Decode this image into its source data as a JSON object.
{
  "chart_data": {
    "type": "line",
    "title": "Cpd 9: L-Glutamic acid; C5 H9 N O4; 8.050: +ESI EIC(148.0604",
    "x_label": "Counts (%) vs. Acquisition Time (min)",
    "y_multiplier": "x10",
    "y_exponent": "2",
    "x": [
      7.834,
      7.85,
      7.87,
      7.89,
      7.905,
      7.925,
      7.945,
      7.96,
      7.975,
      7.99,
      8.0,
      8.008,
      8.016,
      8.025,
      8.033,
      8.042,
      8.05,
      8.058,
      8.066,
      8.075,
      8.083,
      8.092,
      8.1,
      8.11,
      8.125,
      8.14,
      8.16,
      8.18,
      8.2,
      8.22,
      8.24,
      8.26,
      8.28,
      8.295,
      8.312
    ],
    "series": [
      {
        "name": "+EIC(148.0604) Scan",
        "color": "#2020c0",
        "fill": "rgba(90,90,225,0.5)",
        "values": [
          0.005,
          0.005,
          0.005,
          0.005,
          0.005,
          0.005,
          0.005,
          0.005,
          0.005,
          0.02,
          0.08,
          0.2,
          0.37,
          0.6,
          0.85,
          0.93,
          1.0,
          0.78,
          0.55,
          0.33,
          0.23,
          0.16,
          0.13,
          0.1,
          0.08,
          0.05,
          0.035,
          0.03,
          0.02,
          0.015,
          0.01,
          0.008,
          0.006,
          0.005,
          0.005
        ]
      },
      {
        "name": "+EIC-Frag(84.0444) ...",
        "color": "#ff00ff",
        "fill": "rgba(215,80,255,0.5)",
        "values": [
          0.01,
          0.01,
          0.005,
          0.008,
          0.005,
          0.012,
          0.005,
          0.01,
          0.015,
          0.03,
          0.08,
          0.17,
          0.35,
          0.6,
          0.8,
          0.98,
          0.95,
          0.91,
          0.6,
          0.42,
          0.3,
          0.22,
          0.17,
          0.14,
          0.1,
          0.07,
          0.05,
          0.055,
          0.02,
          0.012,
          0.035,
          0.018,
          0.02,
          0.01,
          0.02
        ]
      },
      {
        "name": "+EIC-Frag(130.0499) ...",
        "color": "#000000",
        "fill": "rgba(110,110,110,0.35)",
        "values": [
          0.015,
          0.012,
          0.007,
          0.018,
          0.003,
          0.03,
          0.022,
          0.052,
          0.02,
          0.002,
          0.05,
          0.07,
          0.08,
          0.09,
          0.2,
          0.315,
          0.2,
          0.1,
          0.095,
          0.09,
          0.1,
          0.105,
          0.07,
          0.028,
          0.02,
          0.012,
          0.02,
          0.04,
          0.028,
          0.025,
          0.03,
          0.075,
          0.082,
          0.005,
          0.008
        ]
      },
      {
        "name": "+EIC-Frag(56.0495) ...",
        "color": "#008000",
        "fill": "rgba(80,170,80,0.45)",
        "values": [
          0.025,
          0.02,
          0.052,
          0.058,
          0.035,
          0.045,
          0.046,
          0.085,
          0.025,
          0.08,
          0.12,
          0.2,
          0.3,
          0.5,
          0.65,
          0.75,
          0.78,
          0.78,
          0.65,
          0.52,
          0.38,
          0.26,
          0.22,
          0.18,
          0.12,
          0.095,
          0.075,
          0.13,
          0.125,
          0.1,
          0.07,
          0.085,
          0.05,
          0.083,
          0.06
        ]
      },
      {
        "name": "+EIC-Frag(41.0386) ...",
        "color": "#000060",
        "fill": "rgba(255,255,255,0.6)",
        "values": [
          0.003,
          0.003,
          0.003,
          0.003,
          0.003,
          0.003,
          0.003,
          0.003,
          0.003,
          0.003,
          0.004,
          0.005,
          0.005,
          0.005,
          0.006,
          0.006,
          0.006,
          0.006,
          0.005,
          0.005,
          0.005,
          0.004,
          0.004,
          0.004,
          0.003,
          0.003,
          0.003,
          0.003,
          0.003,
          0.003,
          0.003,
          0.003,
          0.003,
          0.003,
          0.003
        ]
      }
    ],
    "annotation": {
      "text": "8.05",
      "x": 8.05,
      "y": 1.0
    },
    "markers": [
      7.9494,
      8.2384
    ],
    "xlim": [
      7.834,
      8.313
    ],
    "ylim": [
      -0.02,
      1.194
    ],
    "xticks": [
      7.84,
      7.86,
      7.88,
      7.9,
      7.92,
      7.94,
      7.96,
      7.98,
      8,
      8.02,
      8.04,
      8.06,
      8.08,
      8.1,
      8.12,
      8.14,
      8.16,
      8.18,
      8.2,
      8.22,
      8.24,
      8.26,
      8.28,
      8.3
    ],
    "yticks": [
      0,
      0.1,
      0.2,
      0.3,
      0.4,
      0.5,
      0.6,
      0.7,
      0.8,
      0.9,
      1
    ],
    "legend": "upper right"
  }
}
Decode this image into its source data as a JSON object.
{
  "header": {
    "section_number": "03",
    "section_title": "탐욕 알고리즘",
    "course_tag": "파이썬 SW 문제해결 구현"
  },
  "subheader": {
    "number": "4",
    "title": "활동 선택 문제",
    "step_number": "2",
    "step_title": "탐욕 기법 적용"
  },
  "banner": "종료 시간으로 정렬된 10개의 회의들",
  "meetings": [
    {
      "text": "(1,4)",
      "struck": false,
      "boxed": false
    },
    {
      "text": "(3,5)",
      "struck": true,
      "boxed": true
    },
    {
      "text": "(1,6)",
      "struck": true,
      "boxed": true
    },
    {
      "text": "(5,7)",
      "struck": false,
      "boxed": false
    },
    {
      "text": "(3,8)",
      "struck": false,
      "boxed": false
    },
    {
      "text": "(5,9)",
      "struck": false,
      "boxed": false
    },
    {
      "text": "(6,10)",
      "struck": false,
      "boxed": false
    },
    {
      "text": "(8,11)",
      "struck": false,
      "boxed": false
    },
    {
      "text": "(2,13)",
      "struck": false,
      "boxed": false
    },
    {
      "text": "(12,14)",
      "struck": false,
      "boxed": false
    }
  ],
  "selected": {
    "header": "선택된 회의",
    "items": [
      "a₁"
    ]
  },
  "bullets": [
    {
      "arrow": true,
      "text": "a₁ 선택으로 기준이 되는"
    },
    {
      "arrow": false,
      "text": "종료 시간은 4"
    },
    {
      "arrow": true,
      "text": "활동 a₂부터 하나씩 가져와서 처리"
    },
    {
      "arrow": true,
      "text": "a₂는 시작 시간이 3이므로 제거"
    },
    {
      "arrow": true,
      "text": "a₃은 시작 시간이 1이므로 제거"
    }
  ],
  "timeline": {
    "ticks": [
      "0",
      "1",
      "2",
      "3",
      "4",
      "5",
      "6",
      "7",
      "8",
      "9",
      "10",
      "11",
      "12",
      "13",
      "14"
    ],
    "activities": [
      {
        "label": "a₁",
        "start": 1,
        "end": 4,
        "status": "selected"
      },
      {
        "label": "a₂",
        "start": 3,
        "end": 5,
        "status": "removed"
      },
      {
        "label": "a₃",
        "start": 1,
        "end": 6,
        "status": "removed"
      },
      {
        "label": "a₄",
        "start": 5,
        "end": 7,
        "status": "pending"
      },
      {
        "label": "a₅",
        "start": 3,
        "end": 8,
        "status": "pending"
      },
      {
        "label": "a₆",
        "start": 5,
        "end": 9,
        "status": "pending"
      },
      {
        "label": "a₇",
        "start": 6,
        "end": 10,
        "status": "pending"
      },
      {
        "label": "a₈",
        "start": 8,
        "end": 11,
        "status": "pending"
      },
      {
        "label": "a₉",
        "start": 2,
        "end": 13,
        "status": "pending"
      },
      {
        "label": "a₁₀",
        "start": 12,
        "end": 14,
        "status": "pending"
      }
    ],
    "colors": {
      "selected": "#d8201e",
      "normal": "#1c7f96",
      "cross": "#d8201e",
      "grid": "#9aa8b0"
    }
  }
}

## [WHAT YOU HAVE TO DO]
Identify the lines that contain the string "rgba", and copy every one of them.

## [WORKED SOLUTION]
        "fill": "rgba(90,90,225,0.5)",
        "fill": "rgba(215,80,255,0.5)",
        "fill": "rgba(110,110,110,0.35)",
        "fill": "rgba(80,170,80,0.45)",
        "fill": "rgba(255,255,255,0.6)",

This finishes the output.